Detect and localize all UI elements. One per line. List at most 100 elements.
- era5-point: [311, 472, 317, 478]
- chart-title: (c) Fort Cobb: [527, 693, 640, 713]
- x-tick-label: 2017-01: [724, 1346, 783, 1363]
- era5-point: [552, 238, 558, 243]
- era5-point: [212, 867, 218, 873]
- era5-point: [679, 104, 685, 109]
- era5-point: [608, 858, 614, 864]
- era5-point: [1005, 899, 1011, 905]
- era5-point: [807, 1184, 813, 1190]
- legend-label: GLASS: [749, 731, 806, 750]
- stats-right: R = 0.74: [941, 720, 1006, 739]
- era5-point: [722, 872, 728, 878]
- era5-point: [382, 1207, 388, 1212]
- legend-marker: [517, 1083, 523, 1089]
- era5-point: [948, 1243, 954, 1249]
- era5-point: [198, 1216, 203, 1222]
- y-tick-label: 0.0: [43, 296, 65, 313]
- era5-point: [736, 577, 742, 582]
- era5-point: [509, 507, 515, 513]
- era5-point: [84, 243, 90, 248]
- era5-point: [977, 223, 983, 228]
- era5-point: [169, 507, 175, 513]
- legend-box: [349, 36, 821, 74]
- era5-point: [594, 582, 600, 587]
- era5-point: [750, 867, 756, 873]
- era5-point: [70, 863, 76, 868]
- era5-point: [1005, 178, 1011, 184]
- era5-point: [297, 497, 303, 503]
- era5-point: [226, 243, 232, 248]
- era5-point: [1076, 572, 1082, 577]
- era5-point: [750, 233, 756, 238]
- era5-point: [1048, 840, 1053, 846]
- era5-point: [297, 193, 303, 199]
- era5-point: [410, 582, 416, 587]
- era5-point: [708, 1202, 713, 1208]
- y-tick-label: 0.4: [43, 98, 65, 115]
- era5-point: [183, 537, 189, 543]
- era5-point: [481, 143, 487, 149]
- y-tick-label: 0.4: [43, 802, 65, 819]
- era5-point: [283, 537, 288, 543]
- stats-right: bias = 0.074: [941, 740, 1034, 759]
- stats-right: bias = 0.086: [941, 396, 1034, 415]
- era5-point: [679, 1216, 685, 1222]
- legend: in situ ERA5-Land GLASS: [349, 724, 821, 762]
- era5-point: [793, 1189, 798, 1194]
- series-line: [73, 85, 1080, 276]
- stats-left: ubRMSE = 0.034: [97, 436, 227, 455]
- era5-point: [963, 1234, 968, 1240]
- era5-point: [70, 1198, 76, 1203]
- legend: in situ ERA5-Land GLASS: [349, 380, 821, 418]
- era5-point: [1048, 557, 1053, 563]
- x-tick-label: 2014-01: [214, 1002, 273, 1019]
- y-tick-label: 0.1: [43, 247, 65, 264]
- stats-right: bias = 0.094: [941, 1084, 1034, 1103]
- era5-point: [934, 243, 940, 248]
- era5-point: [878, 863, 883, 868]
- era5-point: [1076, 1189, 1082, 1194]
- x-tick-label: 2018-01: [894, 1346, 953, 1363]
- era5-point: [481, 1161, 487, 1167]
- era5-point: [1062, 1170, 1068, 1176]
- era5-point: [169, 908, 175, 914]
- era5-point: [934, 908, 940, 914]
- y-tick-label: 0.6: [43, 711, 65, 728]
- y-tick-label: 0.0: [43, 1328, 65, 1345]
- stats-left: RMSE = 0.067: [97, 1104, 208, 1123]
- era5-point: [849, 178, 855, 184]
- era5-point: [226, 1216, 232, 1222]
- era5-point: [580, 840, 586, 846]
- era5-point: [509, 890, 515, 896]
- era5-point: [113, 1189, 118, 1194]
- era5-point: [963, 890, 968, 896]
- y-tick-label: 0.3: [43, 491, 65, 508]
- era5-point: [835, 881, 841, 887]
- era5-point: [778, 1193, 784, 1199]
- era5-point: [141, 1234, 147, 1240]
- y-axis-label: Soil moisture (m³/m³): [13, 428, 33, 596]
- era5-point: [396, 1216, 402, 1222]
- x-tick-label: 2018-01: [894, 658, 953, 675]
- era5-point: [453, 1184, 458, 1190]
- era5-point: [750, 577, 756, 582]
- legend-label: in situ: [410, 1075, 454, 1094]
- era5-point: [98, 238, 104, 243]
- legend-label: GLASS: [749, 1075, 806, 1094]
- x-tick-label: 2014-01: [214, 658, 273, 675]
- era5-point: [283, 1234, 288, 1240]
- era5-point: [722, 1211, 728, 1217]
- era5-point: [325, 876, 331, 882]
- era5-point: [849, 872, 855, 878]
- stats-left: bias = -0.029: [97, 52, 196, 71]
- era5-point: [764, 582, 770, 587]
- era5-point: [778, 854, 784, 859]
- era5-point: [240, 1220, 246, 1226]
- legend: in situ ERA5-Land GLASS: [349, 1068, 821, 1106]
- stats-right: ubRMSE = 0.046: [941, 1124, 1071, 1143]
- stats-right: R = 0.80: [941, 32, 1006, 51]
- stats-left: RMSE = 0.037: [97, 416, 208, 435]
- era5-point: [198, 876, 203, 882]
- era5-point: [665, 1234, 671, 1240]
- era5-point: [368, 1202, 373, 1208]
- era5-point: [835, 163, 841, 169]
☆ ☆ ☆ ☆ ☆
* SET EXERCISE: In the records, from the first line through the line containing "- era5-point: [807, 1184, 813, 1190]", change every "era5-point" to "era5-marker" and give those lines again with nothing else altered.

* TASK OUTPUT:
Detect and localize all UI elements. One per line. List at most 100 elements.
- era5-marker: [311, 472, 317, 478]
- chart-title: (c) Fort Cobb: [527, 693, 640, 713]
- x-tick-label: 2017-01: [724, 1346, 783, 1363]
- era5-marker: [552, 238, 558, 243]
- era5-marker: [212, 867, 218, 873]
- era5-marker: [679, 104, 685, 109]
- era5-marker: [608, 858, 614, 864]
- era5-marker: [1005, 899, 1011, 905]
- era5-marker: [807, 1184, 813, 1190]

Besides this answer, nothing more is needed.